Stated problem » Tally all lines containing the word "Haydock". Give the number alone.

Dataset entries »
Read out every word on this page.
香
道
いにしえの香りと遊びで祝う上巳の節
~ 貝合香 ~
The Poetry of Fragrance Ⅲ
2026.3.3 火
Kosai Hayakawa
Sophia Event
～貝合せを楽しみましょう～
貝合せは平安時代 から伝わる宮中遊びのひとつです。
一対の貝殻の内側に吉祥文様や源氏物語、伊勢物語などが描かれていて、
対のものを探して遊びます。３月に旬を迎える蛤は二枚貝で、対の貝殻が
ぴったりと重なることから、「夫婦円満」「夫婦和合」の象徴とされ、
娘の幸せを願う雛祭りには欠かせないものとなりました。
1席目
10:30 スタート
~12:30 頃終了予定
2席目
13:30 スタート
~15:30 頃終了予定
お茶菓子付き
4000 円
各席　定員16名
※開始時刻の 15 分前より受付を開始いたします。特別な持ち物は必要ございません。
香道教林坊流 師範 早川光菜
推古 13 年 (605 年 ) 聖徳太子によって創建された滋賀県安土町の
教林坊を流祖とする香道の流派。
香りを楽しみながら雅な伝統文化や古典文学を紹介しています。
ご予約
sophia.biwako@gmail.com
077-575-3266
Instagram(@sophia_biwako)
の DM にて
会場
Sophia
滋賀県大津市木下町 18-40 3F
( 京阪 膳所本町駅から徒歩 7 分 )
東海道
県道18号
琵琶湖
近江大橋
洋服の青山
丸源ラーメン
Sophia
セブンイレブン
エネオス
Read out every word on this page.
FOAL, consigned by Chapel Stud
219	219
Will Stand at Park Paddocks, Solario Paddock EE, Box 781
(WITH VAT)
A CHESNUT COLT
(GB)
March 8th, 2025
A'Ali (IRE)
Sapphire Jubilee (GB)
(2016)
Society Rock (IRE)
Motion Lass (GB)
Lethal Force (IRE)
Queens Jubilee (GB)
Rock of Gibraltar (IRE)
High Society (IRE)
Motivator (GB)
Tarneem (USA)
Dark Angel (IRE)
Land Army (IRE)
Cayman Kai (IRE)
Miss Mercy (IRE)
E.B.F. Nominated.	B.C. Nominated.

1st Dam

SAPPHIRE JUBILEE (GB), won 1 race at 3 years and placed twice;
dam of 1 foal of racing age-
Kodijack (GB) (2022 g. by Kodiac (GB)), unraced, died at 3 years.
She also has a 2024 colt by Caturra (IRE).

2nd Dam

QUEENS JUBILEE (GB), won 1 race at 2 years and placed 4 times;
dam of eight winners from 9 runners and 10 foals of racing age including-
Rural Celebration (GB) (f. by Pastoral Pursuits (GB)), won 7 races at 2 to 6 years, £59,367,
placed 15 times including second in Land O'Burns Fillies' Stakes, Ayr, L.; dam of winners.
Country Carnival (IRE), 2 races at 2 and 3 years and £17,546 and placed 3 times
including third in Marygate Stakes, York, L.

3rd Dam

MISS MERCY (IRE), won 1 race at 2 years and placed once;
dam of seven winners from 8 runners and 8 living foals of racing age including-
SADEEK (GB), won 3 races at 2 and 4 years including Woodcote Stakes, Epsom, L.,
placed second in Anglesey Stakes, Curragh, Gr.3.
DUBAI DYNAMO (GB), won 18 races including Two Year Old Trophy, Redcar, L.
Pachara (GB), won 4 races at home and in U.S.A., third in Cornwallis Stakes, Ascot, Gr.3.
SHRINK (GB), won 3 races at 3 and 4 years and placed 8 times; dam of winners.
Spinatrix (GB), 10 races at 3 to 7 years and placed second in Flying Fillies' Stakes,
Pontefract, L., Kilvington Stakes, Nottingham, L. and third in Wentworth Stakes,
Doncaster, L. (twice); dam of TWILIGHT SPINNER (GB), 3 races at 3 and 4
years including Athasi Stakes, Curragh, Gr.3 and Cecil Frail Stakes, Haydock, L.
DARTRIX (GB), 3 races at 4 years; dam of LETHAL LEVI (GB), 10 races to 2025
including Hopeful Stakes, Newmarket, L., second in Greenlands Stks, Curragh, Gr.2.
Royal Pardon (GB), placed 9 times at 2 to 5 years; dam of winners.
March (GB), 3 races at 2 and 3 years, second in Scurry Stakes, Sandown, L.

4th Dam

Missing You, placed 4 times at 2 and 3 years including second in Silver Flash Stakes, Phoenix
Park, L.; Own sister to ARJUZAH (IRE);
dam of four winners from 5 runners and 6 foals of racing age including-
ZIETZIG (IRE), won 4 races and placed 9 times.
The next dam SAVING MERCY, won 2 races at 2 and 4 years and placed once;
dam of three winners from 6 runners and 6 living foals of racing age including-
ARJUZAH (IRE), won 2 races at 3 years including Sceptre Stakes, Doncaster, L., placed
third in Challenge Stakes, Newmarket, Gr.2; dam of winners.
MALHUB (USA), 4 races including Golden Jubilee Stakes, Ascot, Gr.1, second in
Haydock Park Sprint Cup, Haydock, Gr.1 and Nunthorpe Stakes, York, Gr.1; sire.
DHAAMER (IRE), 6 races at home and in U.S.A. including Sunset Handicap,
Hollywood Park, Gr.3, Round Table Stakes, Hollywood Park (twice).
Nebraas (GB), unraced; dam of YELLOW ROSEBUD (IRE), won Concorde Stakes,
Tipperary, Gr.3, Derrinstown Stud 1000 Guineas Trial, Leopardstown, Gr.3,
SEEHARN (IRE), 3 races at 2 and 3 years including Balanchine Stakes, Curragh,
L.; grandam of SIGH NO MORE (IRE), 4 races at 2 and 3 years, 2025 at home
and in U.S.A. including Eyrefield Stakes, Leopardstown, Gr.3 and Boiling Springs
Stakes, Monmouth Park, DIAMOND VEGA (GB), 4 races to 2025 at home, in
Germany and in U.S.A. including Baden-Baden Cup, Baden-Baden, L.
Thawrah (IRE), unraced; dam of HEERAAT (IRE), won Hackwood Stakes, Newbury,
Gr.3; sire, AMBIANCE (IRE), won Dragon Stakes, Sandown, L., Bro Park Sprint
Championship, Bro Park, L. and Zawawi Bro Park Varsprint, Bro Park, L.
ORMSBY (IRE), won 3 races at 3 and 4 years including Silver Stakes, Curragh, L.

The output » 2